* [Your objective]
Copy word for word the passage of the reionization article that opens with "This is a rotation" and closes with "Wise (Georgia Tech)".

* [Reading text]
-=-=-

July 7, 2014
Light from tiny galaxies over 13 billion years ago played a larger role than previously thought in creating the conditions in the universe as we know it today, a new study has found. Ultraviolet (UV) light from stars in these faint dwarf galaxies helped strip interstellar hydrogen of electrons in a process called reionization.
This is a rotation around a dwarf galaxy with a total mass of 10^9 solar masses (about 1000 times smaller than our Milky Way) at redshift 7 when the universe was only 800 million years old. The galaxy is viewed at 25,000 light years away.
The brightness of the gas indicates its density, and blue and red correspond to warm and cool gas temperatures, respectively. The stars are colored by their ages with older and newer stars shown in yellow and blue/white. Courtesy: John Wise (Georgia Tech)
The epoch of reionization began about 200 million years after the Big Bang and astrophysicists agree that it took about 800 million more for the entire universe to become reionized. It marked the last major phase transition of gas in the universe, and it remains ionized today.
Astrophysicists aren’t in agreement when it comes to determining which type of galaxies played major roles in this epoch. Most have focused on large galaxies. However, a new theory by researchers at the Georgia Institute of Technology and the San Diego Supercomputer Center indicates scientists should also focus on the smallest. The findings are reported in a paper published today in the journal Monthly Notices of the Royal Astronomical Society.

-=-=-

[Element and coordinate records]
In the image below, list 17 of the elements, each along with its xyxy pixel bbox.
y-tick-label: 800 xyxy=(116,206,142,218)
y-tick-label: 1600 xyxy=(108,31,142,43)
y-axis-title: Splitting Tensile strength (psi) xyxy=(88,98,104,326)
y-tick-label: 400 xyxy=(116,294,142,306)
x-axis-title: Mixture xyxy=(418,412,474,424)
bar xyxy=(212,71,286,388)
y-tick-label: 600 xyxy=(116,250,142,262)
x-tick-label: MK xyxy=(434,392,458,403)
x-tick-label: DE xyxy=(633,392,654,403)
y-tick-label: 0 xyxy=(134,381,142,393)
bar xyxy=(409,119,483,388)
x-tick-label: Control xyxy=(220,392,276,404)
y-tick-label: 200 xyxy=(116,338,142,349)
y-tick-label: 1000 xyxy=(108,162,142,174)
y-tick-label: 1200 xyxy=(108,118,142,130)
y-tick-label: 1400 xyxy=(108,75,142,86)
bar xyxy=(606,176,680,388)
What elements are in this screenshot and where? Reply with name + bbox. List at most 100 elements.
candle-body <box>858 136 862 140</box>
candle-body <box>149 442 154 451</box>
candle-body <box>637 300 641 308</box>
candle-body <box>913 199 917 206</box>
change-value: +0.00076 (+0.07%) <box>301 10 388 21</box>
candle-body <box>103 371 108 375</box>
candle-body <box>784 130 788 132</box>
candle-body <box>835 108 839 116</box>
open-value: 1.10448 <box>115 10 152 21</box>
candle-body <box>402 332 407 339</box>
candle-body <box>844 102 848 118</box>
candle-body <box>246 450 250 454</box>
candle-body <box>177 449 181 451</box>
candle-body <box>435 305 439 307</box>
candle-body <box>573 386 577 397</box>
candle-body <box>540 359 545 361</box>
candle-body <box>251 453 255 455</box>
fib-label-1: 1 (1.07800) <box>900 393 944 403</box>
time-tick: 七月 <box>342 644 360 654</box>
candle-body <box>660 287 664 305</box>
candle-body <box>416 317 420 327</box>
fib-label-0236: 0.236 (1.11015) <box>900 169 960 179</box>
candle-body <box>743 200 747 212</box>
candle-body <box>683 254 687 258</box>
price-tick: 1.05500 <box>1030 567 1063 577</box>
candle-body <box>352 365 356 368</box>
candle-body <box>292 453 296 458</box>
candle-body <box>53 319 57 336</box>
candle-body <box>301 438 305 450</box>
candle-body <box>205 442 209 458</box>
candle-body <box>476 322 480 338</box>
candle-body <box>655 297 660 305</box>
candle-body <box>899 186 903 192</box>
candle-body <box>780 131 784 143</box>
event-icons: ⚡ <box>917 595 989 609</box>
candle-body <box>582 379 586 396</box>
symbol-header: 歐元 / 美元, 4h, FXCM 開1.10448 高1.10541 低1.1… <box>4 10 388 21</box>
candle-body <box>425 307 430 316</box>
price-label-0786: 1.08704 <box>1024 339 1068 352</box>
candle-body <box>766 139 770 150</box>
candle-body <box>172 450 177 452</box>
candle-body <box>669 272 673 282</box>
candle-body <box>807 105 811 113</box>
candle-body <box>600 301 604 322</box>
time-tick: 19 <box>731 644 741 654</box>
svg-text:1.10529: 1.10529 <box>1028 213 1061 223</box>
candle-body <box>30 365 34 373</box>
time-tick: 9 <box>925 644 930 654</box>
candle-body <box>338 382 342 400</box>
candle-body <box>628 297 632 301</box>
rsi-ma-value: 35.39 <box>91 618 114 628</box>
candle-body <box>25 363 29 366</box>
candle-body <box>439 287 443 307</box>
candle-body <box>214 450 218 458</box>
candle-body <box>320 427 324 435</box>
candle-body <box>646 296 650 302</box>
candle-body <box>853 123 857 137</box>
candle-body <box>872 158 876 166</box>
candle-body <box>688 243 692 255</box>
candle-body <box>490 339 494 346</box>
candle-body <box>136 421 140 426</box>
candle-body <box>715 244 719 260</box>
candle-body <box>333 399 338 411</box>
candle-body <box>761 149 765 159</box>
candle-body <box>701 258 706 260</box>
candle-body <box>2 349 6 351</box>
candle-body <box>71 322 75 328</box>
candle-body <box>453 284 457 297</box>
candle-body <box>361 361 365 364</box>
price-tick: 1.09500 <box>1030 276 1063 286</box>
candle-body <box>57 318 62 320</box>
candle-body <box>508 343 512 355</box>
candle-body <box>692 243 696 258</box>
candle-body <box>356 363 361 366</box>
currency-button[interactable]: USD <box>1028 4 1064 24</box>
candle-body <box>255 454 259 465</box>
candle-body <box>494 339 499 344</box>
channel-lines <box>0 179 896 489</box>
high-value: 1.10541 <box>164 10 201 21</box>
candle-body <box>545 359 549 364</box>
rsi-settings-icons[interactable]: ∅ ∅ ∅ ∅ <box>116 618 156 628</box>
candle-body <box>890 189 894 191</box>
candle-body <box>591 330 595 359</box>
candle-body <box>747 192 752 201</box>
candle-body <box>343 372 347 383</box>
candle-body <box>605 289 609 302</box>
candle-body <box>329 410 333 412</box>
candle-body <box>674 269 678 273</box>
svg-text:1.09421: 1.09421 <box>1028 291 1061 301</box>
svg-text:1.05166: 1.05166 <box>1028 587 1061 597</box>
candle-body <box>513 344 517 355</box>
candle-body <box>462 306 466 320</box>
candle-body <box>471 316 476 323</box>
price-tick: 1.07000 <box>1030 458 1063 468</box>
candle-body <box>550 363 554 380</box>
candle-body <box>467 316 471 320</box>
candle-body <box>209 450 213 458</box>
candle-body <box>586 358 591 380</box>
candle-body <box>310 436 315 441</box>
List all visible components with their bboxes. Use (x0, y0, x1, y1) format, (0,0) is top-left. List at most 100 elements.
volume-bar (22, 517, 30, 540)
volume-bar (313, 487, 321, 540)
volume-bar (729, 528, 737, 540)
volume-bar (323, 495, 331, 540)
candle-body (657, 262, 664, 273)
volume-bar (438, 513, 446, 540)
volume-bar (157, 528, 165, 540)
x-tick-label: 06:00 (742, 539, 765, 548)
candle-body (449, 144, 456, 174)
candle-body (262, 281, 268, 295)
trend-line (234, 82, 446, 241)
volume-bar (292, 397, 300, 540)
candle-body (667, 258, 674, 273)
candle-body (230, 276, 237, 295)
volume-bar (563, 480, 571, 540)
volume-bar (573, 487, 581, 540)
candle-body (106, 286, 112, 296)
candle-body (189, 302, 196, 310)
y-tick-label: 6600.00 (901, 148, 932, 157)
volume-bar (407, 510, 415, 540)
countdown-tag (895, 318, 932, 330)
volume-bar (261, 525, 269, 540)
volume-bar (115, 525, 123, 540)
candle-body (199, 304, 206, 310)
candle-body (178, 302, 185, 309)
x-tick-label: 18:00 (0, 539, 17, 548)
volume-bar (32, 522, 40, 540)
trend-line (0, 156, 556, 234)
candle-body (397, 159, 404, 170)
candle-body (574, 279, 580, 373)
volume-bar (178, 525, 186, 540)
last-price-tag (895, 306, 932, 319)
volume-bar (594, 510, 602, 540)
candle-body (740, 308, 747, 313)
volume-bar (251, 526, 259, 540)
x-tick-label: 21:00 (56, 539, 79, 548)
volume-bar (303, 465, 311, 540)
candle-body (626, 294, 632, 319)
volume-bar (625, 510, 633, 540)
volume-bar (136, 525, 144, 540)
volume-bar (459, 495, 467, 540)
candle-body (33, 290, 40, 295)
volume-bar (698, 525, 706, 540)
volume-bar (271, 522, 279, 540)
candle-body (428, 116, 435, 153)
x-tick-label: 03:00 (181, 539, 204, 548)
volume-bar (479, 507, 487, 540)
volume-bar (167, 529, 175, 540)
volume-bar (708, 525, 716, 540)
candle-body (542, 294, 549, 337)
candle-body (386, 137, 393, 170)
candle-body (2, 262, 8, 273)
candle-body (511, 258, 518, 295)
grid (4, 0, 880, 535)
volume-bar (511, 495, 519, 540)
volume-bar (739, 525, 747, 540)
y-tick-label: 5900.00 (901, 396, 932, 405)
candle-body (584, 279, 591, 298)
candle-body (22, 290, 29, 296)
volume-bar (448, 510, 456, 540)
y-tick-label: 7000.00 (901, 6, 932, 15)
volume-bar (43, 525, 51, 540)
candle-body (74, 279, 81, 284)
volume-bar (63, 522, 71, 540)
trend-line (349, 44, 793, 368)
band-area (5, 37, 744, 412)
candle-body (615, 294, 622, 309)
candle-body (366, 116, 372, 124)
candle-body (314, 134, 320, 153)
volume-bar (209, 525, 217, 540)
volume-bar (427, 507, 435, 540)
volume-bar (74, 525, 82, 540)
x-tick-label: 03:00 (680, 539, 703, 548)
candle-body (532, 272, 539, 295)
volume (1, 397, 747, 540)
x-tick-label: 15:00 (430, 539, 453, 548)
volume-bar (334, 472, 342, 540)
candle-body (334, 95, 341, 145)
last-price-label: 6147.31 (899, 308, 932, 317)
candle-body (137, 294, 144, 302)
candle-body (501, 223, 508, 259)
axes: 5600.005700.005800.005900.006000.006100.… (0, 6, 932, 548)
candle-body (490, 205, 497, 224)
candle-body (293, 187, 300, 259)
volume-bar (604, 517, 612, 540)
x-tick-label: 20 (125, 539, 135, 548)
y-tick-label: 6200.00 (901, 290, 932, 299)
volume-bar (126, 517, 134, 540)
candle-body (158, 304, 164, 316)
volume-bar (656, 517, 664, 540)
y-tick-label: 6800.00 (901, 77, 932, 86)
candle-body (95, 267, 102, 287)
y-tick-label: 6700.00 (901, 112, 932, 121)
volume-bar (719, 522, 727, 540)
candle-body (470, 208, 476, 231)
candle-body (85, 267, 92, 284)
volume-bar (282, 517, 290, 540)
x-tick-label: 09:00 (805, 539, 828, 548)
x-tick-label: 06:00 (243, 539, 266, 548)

-=-=-

* [Response to this task]
This is a rotation around a dwarf galaxy with a total mass of 10^9 solar masses (about 1000 times smaller than our Milky Way) at redshift 7 when the universe was only 800 million years old. The galaxy is viewed at 25,000 light years away.
The brightness of the gas indicates its density, and blue and red correspond to warm and cool gas temperatures, respectively. The stars are colored by their ages with older and newer stars shown in yellow and blue/white. Courtesy: John Wise (Georgia Tech)